What needs to be done -
From the entries below, gather each line containing the word "Actually".

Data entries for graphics
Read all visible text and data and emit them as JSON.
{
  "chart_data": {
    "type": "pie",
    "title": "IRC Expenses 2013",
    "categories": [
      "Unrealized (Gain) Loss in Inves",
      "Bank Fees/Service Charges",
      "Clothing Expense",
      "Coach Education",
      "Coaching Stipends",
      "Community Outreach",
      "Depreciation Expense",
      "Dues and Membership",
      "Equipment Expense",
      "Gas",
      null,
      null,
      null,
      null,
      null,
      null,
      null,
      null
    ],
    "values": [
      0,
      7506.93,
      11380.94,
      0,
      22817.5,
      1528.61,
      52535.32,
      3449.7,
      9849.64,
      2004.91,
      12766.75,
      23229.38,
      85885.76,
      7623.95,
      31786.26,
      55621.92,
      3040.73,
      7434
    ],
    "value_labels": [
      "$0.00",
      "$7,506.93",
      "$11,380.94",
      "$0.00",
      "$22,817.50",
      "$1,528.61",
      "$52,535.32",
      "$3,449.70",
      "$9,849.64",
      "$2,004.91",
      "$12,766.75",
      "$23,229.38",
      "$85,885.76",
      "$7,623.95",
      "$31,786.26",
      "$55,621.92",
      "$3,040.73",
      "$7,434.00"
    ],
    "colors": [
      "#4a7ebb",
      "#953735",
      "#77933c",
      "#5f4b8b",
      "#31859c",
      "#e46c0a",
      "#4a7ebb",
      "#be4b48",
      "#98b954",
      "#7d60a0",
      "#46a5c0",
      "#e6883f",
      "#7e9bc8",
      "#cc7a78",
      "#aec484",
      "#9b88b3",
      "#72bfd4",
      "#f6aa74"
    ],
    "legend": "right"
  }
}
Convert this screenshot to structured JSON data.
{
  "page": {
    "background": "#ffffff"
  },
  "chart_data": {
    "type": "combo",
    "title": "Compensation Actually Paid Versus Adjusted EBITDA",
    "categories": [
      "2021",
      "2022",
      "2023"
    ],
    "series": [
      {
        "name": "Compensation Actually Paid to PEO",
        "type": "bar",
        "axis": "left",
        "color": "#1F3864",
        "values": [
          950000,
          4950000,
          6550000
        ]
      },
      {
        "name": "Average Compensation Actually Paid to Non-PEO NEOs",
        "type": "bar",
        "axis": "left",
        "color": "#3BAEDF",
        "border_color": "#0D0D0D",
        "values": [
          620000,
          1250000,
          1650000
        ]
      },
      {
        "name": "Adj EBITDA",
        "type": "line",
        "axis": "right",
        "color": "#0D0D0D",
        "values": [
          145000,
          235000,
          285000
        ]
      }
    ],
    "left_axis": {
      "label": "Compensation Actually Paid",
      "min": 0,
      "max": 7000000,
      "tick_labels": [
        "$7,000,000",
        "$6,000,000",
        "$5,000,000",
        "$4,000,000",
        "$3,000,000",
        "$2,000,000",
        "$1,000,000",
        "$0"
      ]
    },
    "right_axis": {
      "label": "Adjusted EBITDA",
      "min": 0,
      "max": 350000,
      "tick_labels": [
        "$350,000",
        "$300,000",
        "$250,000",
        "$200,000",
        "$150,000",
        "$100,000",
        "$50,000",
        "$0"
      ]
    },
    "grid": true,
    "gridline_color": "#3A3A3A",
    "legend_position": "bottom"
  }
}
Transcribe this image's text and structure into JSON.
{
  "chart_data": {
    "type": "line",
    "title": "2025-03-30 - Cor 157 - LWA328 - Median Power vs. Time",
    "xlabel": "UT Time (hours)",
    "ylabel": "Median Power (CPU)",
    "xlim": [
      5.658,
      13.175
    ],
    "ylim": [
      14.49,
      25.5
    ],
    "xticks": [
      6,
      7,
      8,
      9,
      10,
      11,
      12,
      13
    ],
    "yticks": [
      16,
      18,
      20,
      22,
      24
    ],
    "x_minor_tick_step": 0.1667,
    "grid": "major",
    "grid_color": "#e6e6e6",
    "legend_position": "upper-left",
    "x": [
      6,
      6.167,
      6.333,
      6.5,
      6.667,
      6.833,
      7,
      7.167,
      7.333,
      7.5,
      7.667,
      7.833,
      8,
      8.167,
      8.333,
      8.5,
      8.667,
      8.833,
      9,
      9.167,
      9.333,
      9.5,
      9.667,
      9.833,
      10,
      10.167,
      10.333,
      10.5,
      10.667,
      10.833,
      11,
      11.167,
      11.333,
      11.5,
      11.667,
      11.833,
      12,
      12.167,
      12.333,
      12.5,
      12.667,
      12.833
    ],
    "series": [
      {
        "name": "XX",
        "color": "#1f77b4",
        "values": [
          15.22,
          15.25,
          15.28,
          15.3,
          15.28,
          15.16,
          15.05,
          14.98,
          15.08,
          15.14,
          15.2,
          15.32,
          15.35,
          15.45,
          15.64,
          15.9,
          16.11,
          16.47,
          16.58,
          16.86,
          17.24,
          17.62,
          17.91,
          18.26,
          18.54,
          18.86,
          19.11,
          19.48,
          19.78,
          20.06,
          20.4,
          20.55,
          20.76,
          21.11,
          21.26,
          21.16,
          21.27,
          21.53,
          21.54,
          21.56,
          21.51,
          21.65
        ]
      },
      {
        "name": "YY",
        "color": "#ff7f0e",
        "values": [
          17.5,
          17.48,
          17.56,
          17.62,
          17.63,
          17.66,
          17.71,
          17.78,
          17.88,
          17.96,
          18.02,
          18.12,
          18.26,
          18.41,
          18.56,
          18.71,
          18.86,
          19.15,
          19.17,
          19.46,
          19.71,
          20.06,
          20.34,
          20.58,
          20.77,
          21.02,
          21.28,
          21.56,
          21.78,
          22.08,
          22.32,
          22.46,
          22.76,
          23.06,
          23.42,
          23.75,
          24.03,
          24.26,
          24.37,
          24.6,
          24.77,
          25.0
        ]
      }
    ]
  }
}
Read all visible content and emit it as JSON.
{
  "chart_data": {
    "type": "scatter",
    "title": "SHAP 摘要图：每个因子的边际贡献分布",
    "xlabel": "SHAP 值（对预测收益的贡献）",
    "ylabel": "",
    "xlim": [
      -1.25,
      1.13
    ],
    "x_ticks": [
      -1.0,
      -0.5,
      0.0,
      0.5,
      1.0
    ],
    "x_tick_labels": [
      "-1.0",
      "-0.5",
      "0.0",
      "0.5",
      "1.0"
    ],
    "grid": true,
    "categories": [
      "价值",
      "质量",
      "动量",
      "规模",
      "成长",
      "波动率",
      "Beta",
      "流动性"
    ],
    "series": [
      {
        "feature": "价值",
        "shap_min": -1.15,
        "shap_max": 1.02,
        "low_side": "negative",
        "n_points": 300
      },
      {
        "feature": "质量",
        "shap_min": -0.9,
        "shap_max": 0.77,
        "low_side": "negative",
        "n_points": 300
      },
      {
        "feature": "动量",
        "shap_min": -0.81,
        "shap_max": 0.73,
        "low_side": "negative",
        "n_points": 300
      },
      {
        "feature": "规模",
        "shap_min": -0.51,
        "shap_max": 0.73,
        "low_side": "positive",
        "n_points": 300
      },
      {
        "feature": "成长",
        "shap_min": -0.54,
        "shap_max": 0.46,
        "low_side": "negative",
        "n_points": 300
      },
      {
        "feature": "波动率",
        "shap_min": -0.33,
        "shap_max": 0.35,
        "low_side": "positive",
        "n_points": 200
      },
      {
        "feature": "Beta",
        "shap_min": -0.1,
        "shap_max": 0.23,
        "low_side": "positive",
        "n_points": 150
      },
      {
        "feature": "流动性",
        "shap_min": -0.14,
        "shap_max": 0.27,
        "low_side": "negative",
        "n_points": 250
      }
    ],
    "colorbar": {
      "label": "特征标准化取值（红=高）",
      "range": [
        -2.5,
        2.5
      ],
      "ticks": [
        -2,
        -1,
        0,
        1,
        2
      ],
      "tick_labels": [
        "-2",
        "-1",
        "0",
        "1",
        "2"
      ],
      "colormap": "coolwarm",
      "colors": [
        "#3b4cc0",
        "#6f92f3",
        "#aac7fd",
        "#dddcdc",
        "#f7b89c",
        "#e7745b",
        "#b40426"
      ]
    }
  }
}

Reply -
    "title": "Compensation Actually Paid Versus Adjusted EBITDA",
        "name": "Compensation Actually Paid to PEO",
        "name": "Average Compensation Actually Paid to Non-PEO NEOs",
      "label": "Compensation Actually Paid",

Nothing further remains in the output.